** start Records for this task **

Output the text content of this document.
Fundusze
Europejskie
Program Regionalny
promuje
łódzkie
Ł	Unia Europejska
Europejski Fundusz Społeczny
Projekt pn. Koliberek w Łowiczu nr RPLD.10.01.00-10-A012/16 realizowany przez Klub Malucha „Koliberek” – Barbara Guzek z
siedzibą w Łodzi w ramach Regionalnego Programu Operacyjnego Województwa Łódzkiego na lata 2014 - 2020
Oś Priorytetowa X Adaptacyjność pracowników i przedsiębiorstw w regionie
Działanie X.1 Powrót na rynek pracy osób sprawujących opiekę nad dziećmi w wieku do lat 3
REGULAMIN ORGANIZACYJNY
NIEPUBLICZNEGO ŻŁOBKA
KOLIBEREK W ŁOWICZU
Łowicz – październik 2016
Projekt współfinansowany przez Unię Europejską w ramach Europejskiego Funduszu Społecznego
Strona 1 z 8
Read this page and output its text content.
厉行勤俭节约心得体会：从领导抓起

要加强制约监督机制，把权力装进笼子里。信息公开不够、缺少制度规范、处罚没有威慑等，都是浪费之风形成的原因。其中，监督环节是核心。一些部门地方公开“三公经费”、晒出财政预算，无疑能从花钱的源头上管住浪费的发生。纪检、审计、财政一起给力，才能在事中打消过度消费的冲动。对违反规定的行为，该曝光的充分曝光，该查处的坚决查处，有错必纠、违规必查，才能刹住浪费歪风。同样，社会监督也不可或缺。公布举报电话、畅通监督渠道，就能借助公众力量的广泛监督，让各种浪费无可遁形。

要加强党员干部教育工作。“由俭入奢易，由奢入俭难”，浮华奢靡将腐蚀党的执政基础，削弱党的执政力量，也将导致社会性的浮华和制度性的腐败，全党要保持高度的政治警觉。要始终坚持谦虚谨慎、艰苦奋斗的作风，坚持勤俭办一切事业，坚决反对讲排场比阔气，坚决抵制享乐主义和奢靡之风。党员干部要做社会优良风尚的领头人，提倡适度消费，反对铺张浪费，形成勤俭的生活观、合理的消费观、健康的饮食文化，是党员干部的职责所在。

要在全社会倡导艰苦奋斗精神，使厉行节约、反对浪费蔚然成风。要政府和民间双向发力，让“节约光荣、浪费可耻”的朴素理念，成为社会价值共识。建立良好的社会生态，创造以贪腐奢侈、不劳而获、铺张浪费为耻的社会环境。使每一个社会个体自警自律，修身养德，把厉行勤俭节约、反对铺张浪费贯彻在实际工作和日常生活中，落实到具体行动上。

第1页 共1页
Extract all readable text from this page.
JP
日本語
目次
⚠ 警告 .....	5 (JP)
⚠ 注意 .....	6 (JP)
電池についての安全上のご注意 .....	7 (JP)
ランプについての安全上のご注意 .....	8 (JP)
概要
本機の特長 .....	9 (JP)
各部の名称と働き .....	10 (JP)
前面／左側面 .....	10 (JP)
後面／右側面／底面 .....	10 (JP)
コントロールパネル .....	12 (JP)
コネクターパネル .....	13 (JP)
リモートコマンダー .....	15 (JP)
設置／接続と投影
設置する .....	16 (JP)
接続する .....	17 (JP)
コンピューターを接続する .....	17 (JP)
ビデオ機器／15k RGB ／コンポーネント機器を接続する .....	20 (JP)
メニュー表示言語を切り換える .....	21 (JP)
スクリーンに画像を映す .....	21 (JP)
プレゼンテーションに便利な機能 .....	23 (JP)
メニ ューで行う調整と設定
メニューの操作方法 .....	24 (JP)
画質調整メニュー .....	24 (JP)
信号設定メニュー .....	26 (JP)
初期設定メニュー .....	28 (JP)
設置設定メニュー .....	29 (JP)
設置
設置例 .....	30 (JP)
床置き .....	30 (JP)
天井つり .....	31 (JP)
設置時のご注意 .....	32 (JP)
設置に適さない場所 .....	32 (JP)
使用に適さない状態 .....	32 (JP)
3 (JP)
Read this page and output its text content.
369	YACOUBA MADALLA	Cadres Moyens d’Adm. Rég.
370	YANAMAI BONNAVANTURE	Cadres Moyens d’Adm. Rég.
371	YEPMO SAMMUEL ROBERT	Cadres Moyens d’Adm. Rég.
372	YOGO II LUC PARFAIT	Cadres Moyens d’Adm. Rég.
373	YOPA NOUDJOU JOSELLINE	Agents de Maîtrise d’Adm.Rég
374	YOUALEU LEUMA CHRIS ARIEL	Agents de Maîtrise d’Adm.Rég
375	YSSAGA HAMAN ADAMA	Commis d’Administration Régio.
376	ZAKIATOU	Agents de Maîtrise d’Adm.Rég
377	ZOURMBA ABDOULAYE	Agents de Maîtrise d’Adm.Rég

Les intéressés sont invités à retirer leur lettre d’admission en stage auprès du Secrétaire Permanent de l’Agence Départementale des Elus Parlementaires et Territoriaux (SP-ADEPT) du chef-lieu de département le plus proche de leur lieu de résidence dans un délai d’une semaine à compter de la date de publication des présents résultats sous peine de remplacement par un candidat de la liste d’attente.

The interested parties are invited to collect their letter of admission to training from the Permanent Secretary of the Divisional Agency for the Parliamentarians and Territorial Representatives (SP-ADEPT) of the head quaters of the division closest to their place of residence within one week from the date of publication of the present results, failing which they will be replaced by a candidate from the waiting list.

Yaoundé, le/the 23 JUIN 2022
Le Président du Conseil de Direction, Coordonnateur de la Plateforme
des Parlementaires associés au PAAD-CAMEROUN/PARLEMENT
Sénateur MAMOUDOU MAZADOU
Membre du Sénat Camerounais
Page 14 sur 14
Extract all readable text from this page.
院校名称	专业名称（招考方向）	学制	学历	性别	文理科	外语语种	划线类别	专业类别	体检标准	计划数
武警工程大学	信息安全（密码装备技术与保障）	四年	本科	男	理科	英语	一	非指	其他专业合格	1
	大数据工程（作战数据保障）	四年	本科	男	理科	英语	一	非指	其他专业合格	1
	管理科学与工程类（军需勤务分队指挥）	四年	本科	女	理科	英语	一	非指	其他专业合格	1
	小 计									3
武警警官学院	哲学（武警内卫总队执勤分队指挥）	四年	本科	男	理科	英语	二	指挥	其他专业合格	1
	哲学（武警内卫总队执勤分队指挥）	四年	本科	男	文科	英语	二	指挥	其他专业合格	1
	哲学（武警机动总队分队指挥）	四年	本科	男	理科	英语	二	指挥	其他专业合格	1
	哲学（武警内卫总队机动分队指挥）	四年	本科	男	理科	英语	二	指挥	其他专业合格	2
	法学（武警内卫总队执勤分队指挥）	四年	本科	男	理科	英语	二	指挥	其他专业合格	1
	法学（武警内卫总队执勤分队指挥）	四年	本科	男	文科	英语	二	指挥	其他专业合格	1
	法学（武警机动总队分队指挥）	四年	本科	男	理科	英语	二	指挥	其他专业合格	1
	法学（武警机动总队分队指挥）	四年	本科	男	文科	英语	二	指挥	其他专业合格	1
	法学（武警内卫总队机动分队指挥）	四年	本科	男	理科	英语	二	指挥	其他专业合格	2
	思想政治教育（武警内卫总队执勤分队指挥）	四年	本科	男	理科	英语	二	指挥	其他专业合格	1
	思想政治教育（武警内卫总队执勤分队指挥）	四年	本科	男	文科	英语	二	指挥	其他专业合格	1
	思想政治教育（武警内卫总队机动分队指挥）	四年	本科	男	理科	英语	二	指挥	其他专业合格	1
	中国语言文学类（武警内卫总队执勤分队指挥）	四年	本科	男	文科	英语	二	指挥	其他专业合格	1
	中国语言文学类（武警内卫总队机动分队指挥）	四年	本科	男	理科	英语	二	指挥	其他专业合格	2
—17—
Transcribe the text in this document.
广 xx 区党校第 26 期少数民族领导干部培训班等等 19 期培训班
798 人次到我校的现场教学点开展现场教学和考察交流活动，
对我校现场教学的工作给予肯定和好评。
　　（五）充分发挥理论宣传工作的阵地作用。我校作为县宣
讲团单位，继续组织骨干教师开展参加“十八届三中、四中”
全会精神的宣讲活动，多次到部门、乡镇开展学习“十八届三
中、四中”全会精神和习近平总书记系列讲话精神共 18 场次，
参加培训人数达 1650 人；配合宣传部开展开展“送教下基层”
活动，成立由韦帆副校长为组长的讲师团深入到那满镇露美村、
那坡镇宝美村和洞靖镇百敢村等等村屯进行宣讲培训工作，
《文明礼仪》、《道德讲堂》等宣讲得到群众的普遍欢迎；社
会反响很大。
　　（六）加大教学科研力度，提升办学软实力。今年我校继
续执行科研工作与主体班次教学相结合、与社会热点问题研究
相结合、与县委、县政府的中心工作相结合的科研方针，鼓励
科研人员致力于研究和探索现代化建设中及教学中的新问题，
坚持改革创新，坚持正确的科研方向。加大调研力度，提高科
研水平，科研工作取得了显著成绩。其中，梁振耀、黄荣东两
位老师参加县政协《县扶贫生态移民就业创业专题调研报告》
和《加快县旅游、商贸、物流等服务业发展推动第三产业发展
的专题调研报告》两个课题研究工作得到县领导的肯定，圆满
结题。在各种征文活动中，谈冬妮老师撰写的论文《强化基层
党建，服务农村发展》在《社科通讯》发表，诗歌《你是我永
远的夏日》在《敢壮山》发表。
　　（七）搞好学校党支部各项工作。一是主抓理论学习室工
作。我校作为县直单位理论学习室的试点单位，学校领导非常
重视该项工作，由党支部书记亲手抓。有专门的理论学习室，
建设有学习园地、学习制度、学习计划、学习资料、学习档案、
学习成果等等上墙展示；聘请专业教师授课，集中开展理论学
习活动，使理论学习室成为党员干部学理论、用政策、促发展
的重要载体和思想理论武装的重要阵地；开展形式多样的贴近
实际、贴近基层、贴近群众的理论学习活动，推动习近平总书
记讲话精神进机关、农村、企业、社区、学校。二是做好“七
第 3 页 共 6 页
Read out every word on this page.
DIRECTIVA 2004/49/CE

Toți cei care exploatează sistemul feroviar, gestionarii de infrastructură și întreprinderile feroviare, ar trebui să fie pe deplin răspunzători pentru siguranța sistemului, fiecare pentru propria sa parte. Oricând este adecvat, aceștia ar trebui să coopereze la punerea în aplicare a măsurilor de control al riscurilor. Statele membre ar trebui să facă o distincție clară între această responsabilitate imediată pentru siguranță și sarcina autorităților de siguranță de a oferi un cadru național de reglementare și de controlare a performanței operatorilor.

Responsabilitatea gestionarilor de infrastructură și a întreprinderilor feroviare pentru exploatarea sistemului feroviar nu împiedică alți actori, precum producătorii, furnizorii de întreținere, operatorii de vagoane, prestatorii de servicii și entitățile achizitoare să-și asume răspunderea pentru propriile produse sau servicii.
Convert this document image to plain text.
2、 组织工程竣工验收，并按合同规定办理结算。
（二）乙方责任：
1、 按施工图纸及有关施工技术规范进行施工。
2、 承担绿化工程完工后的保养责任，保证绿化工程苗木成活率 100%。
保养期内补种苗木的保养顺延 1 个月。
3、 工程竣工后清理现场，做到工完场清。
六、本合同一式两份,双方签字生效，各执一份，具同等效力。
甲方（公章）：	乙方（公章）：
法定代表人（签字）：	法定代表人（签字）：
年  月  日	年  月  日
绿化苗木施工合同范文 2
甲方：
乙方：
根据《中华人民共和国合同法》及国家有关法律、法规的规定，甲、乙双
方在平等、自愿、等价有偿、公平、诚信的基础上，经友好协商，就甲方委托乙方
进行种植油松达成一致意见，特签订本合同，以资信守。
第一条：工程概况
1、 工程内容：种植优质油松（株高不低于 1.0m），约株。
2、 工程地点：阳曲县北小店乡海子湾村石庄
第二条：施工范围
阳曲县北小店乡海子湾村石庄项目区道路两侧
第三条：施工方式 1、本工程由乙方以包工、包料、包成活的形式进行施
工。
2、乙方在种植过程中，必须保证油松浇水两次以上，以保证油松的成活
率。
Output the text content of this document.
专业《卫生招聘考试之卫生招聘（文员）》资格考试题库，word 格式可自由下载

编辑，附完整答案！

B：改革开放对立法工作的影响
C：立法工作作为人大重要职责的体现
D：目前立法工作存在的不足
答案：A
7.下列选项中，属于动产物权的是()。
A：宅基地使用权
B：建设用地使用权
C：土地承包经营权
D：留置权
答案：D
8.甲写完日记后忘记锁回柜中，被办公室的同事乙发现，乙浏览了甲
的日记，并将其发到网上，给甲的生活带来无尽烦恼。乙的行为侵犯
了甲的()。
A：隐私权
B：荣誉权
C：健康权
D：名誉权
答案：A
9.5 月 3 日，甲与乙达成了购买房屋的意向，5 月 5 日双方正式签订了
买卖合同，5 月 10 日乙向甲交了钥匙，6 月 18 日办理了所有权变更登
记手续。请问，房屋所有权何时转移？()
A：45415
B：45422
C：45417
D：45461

** end Records for this task **

**What you will do**
Note each line of the entries that has "sistemului" in it, and copy those lines.

**Result of the task**
Toți cei care exploatează sistemul feroviar, gestionarii de infrastructură și întreprinderile feroviare, ar trebui să fie pe deplin răspunzători pentru siguranța sistemului, fiecare pentru propria sa parte. Oricând este adecvat, aceștia ar trebui să coopereze la punerea în aplicare a măsurilor de control al riscurilor. Statele membre ar trebui să facă o distincție clară între această responsabilitate imediată pentru siguranță și sarcina autorităților de siguranță de a oferi un cadru național de reglementare și de controlare a performanței operatorilor.
Responsabilitatea gestionarilor de infrastructură și a întreprinderilor feroviare pentru exploatarea sistemului feroviar nu împiedică alți actori, precum producătorii, furnizorii de întreținere, operatorii de vagoane, prestatorii de servicii și entitățile achizitoare să-și asume răspunderea pentru propriile produse sau servicii.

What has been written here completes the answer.